%%
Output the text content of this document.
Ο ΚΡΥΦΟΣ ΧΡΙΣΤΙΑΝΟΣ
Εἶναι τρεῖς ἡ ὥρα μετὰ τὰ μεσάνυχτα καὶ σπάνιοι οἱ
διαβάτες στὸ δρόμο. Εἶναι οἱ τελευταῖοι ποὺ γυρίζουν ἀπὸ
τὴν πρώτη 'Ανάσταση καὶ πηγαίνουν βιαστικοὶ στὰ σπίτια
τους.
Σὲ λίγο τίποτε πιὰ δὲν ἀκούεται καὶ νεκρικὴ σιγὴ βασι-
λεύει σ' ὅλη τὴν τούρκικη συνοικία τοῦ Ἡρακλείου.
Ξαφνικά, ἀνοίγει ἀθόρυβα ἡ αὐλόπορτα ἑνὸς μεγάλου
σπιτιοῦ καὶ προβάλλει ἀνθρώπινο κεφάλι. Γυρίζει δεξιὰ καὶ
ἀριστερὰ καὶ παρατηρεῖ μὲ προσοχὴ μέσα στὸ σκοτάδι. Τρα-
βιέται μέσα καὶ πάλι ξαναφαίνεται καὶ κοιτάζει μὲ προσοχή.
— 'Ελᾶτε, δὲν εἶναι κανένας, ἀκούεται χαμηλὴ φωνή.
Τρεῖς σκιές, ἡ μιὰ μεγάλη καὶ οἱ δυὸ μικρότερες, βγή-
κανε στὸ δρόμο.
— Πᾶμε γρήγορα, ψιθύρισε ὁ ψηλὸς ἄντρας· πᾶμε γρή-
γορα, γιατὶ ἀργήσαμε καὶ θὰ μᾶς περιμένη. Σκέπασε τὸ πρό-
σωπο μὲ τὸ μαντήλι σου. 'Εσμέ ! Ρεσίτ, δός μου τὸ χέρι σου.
%%
Your task is to repeat the data exactly; please include every line.

- [FULL OUTPUT]
Output the text content of this document.
Ο ΚΡΥΦΟΣ ΧΡΙΣΤΙΑΝΟΣ
Εἶναι τρεῖς ἡ ὥρα μετὰ τὰ μεσάνυχτα καὶ σπάνιοι οἱ
διαβάτες στὸ δρόμο. Εἶναι οἱ τελευταῖοι ποὺ γυρίζουν ἀπὸ
τὴν πρώτη 'Ανάσταση καὶ πηγαίνουν βιαστικοὶ στὰ σπίτια
τους.
Σὲ λίγο τίποτε πιὰ δὲν ἀκούεται καὶ νεκρικὴ σιγὴ βασι-
λεύει σ' ὅλη τὴν τούρκικη συνοικία τοῦ Ἡρακλείου.
Ξαφνικά, ἀνοίγει ἀθόρυβα ἡ αὐλόπορτα ἑνὸς μεγάλου
σπιτιοῦ καὶ προβάλλει ἀνθρώπινο κεφάλι. Γυρίζει δεξιὰ καὶ
ἀριστερὰ καὶ παρατηρεῖ μὲ προσοχὴ μέσα στὸ σκοτάδι. Τρα-
βιέται μέσα καὶ πάλι ξαναφαίνεται καὶ κοιτάζει μὲ προσοχή.
— 'Ελᾶτε, δὲν εἶναι κανένας, ἀκούεται χαμηλὴ φωνή.
Τρεῖς σκιές, ἡ μιὰ μεγάλη καὶ οἱ δυὸ μικρότερες, βγή-
κανε στὸ δρόμο.
— Πᾶμε γρήγορα, ψιθύρισε ὁ ψηλὸς ἄντρας· πᾶμε γρή-
γορα, γιατὶ ἀργήσαμε καὶ θὰ μᾶς περιμένη. Σκέπασε τὸ πρό-
σωπο μὲ τὸ μαντήλι σου. 'Εσμέ ! Ρεσίτ, δός μου τὸ χέρι σου.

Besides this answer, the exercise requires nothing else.